**WHAT THE EXERCISE ASKS**
Write the count of lines that contain the word "übrigen" and nothing else.

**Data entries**
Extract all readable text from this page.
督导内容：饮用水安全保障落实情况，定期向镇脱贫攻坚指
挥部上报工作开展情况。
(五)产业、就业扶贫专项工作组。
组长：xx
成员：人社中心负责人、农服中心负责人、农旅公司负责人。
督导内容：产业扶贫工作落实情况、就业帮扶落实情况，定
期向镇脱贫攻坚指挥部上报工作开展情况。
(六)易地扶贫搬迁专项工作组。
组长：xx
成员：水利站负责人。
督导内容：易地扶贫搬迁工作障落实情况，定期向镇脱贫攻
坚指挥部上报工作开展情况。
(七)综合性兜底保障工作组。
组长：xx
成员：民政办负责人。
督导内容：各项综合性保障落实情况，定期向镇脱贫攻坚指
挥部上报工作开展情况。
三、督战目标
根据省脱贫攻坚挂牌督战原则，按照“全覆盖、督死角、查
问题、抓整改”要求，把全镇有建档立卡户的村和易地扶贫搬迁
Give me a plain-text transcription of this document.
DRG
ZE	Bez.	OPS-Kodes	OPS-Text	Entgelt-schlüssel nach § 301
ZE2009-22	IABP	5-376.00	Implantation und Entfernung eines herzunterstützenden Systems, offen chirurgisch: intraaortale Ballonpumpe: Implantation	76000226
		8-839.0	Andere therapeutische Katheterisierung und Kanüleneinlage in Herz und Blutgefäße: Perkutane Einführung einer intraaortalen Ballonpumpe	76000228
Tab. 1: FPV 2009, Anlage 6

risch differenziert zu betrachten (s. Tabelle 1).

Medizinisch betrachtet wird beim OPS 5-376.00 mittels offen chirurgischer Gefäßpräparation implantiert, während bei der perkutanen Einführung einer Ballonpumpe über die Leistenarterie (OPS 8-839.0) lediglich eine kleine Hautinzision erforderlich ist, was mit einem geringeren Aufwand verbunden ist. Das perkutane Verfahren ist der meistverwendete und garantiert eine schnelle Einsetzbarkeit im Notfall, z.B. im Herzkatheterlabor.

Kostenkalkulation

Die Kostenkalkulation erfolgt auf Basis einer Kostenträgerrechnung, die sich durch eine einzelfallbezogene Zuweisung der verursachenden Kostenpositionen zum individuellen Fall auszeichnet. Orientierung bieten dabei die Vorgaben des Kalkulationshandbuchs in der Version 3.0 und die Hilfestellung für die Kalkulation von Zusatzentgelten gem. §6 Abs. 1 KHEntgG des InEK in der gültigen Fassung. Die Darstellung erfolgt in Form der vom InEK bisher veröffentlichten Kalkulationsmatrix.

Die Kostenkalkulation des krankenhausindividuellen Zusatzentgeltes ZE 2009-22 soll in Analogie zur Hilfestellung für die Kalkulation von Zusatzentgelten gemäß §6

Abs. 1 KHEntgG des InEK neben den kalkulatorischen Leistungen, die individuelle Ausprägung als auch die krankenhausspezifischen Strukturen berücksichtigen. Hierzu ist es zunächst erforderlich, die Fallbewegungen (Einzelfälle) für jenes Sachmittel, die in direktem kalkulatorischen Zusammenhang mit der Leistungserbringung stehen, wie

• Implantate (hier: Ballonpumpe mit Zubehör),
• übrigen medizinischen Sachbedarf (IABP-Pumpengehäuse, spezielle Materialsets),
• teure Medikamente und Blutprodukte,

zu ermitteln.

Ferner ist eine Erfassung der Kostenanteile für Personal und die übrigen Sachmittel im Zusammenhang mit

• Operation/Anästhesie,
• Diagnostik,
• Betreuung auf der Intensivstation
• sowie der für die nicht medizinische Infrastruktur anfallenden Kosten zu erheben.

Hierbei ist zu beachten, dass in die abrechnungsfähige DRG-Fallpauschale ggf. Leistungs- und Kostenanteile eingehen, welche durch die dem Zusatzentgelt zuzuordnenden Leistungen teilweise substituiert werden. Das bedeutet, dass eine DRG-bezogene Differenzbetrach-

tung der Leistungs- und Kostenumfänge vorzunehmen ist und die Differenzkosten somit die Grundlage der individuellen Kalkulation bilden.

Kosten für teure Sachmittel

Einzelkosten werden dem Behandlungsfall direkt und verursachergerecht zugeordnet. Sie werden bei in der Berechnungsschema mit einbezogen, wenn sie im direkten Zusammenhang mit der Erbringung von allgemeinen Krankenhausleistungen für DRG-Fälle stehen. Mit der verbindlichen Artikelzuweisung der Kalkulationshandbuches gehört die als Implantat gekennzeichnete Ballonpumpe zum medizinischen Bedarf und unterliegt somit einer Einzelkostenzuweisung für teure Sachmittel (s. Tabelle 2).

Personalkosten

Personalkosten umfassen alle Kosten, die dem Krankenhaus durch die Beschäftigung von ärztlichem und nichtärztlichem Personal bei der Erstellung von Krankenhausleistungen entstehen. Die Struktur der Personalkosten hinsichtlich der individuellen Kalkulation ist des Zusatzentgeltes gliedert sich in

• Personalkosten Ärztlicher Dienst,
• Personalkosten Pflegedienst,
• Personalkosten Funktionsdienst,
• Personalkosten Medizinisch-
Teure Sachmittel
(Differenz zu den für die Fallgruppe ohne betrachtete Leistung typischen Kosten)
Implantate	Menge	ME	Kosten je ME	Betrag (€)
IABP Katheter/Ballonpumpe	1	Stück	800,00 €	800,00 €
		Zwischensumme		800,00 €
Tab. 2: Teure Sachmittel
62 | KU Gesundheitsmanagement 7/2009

**ANSWER TO THIS EXERCISE**
2